# DIRECTIONS
How many Brill lightweight trams does the excerpt on Adelaide's trams say were imported in 1925?

# SOURCE EXCERPT
** START **
In 1913 the MTT had developed its first design to meet the specific requirements of its own system. Eighty-four of these fast-loading "dropcentre" trams were to become the mainstay of the street network until it was closed in 1958. However, the constraints of the First World War delayed their construction until 1921. As a stopgap to meet demand from extended routes, 20 four-wheeled trams were built cheaply in 1918, to almost the same design as the first of the inaugural tram types. Four Brill lightweight trams were imported in 1925 to handle the lightly trafficked, isolated Port Adelaide system.

In 1929, twenty years after a false start, the Glenelg railway line was converted to electric operation. Since most of the line was in a private reservation, the MTT designed an interurban-style high-speed (for the time) end-loading saloon tram with power-operated doors and folding steps. Thirty of them, capable of running coupled together, were built hurriedly for the line's opening. Popularly known as "Glenelg" or "Bay" trams, they were to operate in revenue service for 77 years. An updated version of the Glenelg trams was designed in 1939, but post-war material shortages delayed the introduction of the first – and ultimately the only – car until 1953.

While the last tram was being built, a parliamentary select committee concluded a report into the MTT in June 1952. The South Australian government then replaced the local government councillors comprising most of the MTT board with its government officials and announced its intention to close all of Adelaide's tram services, to be replaced by buses. The last street tram operated on 22 November 1958, leaving only the Glenelg line and its unique trams to survive, on a route from Victoria Square, the geographic centre of Adelaide, to Moseley Square, Glenelg.
** END **
# DATA
** START **
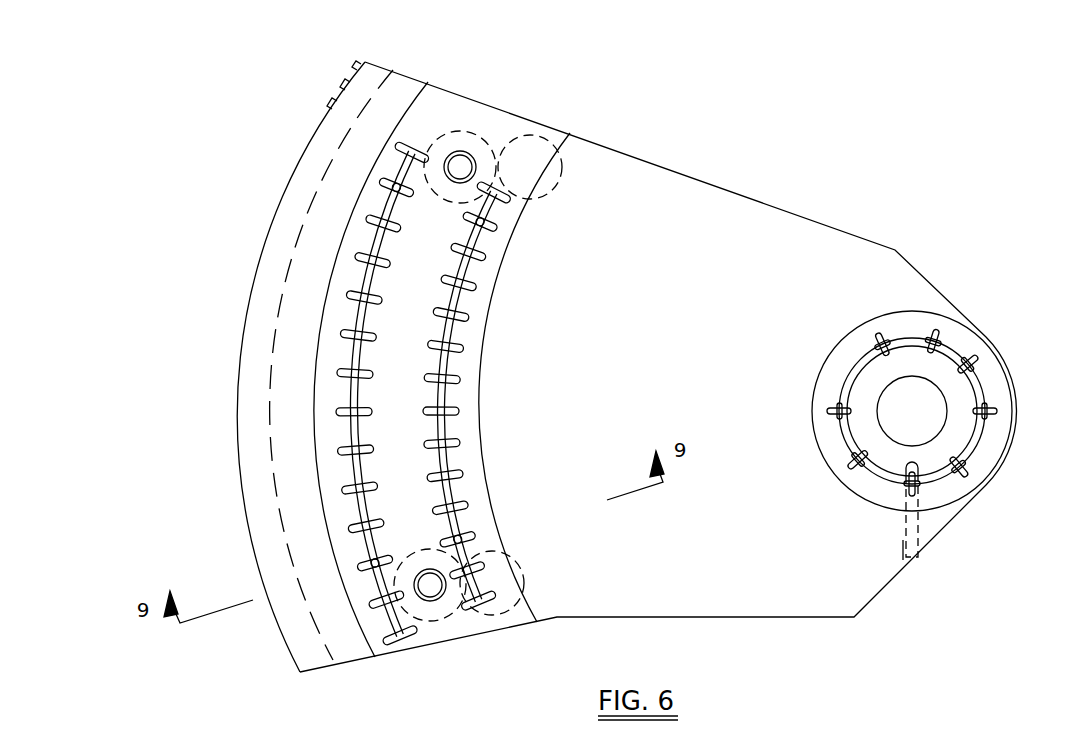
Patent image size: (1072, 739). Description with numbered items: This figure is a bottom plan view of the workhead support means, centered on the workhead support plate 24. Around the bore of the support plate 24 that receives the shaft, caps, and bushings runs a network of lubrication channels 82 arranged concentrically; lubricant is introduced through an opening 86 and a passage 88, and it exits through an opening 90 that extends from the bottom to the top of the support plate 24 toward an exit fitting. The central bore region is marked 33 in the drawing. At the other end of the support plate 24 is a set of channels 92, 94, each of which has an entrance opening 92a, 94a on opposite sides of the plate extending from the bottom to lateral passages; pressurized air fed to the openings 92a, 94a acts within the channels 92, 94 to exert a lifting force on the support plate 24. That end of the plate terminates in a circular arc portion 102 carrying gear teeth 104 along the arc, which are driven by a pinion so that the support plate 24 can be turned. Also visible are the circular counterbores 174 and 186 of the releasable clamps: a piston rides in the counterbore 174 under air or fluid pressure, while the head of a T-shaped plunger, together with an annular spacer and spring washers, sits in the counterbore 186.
** END **
# WRITTEN SOLUTION
Four.